Check every line below for the word "content" and show those that hold it.

>>>>>

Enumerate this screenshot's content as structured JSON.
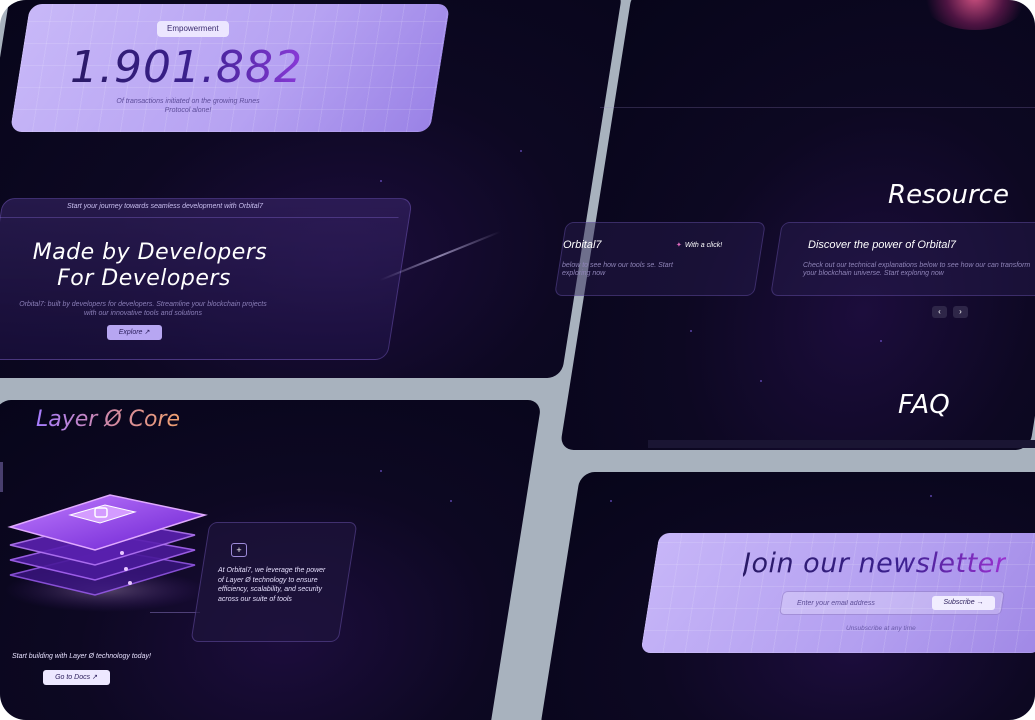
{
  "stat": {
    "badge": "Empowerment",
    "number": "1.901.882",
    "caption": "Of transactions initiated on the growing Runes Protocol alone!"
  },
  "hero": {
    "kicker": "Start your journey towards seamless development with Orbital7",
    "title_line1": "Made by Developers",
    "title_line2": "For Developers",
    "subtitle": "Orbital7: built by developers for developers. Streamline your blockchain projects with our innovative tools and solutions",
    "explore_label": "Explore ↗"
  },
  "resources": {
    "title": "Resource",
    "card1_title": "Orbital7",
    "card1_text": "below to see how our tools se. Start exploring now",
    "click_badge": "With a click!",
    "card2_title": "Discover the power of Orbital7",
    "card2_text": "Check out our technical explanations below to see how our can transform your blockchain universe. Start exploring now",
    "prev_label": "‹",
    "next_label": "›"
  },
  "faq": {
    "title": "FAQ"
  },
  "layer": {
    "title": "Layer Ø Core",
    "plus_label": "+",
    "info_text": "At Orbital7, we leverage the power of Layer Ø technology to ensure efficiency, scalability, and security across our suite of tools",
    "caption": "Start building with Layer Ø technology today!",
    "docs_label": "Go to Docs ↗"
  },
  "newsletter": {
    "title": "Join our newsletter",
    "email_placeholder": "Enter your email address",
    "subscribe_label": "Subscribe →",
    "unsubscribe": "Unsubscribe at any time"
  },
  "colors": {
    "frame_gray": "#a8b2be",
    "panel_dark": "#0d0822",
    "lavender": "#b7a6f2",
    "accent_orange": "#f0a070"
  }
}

<<<<<
>>>>>

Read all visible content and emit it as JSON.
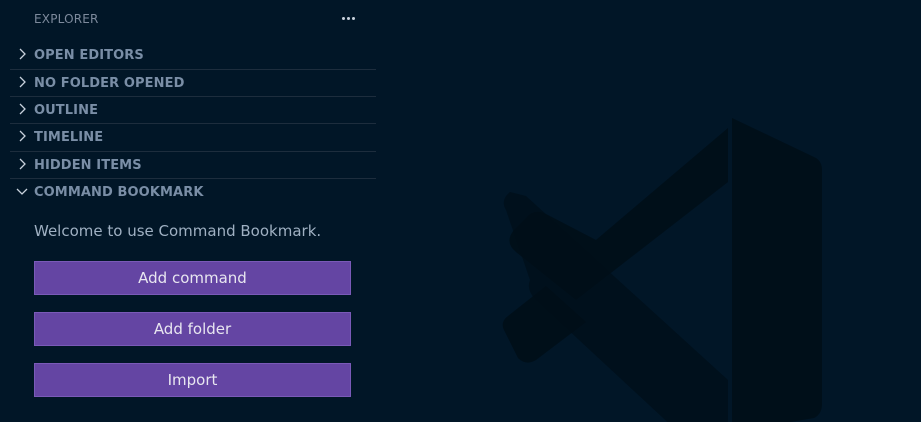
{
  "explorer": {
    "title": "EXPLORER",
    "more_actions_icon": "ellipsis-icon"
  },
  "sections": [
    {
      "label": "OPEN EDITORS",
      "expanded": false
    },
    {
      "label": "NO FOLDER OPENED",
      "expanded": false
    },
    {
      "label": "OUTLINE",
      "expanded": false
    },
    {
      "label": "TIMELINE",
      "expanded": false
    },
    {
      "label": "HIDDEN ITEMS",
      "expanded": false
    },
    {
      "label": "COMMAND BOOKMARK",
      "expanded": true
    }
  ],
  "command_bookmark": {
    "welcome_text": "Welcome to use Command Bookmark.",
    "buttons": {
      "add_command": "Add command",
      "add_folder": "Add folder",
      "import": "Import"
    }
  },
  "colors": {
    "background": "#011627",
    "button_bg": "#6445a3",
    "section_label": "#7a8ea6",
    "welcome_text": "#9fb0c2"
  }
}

<<<<<

Task output
Enumerate this screenshot's content as structured JSON.
Read all visible content and emit it as JSON.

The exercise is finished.